**Exercise instructions**
Search the data for the word "color". Reproduce every line where it is found.

**Material supplied**
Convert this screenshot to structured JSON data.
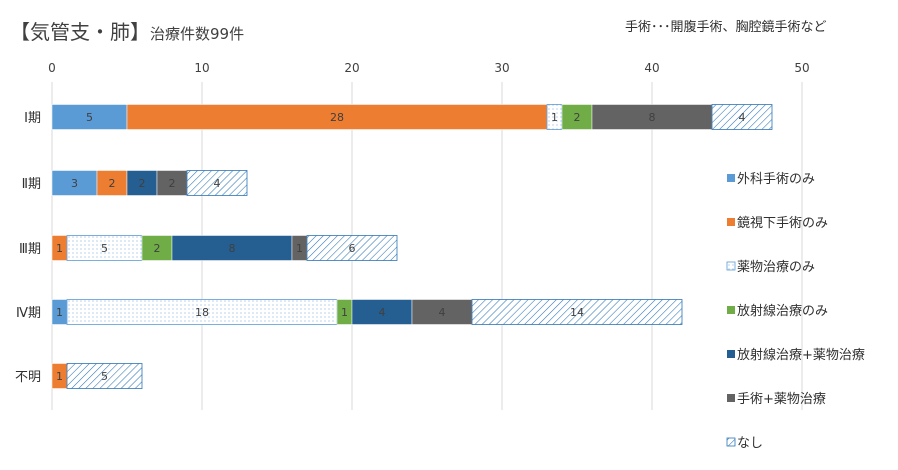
{
  "title_main": "【気管支・肺】",
  "title_sub": "治療件数99件",
  "note": "手術･･･開腹手術、胸腔鏡手術など",
  "chart_data": {
    "type": "bar",
    "orientation": "horizontal",
    "stacked": true,
    "categories": [
      "Ⅰ期",
      "Ⅱ期",
      "Ⅲ期",
      "Ⅳ期",
      "不明"
    ],
    "xlim": [
      0,
      50
    ],
    "xticks": [
      0,
      10,
      20,
      30,
      40,
      50
    ],
    "grid": true,
    "legend_position": "right",
    "series": [
      {
        "name": "外科手術のみ",
        "values": [
          5,
          3,
          0,
          1,
          0
        ],
        "color": "#5b9bd5",
        "pattern": "solid"
      },
      {
        "name": "鏡視下手術のみ",
        "values": [
          28,
          2,
          1,
          0,
          1
        ],
        "color": "#ed7d31",
        "pattern": "solid"
      },
      {
        "name": "薬物治療のみ",
        "values": [
          1,
          0,
          5,
          18,
          0
        ],
        "color": "#5b9bd5",
        "pattern": "dots"
      },
      {
        "name": "放射線治療のみ",
        "values": [
          2,
          0,
          2,
          1,
          0
        ],
        "color": "#70ad47",
        "pattern": "solid"
      },
      {
        "name": "放射線治療+薬物治療",
        "values": [
          0,
          2,
          8,
          4,
          0
        ],
        "color": "#255e91",
        "pattern": "solid"
      },
      {
        "name": "手術+薬物治療",
        "values": [
          8,
          2,
          1,
          4,
          0
        ],
        "color": "#636363",
        "pattern": "solid"
      },
      {
        "name": "なし",
        "values": [
          4,
          4,
          6,
          14,
          5
        ],
        "color": "#2e75b6",
        "pattern": "hatch"
      }
    ]
  }
}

**Worked answer**
        "color": "#5b9bd5",
        "color": "#ed7d31",
        "color": "#5b9bd5",
        "color": "#70ad47",
        "color": "#255e91",
        "color": "#636363",
        "color": "#2e75b6",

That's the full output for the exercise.